— Start of Records provided —
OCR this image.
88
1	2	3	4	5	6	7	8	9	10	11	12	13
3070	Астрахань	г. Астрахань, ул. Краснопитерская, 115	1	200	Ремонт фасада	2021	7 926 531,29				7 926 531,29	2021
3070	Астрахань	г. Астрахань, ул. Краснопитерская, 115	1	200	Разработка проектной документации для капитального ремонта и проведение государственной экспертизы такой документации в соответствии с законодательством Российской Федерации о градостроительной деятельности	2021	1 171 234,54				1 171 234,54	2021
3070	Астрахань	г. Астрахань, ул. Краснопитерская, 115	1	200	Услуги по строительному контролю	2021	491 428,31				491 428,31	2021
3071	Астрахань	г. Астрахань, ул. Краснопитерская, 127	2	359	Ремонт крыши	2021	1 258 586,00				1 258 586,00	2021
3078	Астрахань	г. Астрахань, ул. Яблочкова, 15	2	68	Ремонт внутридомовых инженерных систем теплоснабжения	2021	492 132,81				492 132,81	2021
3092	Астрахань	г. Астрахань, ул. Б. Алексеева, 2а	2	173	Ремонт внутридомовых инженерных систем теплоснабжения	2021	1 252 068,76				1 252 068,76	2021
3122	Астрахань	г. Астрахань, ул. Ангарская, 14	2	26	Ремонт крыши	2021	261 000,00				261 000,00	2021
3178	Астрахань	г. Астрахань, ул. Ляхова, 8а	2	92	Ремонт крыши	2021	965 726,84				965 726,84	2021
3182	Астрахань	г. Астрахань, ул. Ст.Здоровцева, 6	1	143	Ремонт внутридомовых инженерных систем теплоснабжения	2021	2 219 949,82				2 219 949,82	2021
— End of Records provided —
** Task goal **
Transcribe each entry exactly.

** Response **
OCR this image.
88
1	2	3	4	5	6	7	8	9	10	11	12	13
3070	Астрахань	г. Астрахань, ул. Краснопитерская, 115	1	200	Ремонт фасада	2021	7 926 531,29				7 926 531,29	2021
3070	Астрахань	г. Астрахань, ул. Краснопитерская, 115	1	200	Разработка проектной документации для капитального ремонта и проведение государственной экспертизы такой документации в соответствии с законодательством Российской Федерации о градостроительной деятельности	2021	1 171 234,54				1 171 234,54	2021
3070	Астрахань	г. Астрахань, ул. Краснопитерская, 115	1	200	Услуги по строительному контролю	2021	491 428,31				491 428,31	2021
3071	Астрахань	г. Астрахань, ул. Краснопитерская, 127	2	359	Ремонт крыши	2021	1 258 586,00				1 258 586,00	2021
3078	Астрахань	г. Астрахань, ул. Яблочкова, 15	2	68	Ремонт внутридомовых инженерных систем теплоснабжения	2021	492 132,81				492 132,81	2021
3092	Астрахань	г. Астрахань, ул. Б. Алексеева, 2а	2	173	Ремонт внутридомовых инженерных систем теплоснабжения	2021	1 252 068,76				1 252 068,76	2021
3122	Астрахань	г. Астрахань, ул. Ангарская, 14	2	26	Ремонт крыши	2021	261 000,00				261 000,00	2021
3178	Астрахань	г. Астрахань, ул. Ляхова, 8а	2	92	Ремонт крыши	2021	965 726,84				965 726,84	2021
3182	Астрахань	г. Астрахань, ул. Ст.Здоровцева, 6	1	143	Ремонт внутридомовых инженерных систем теплоснабжения	2021	2 219 949,82				2 219 949,82	2021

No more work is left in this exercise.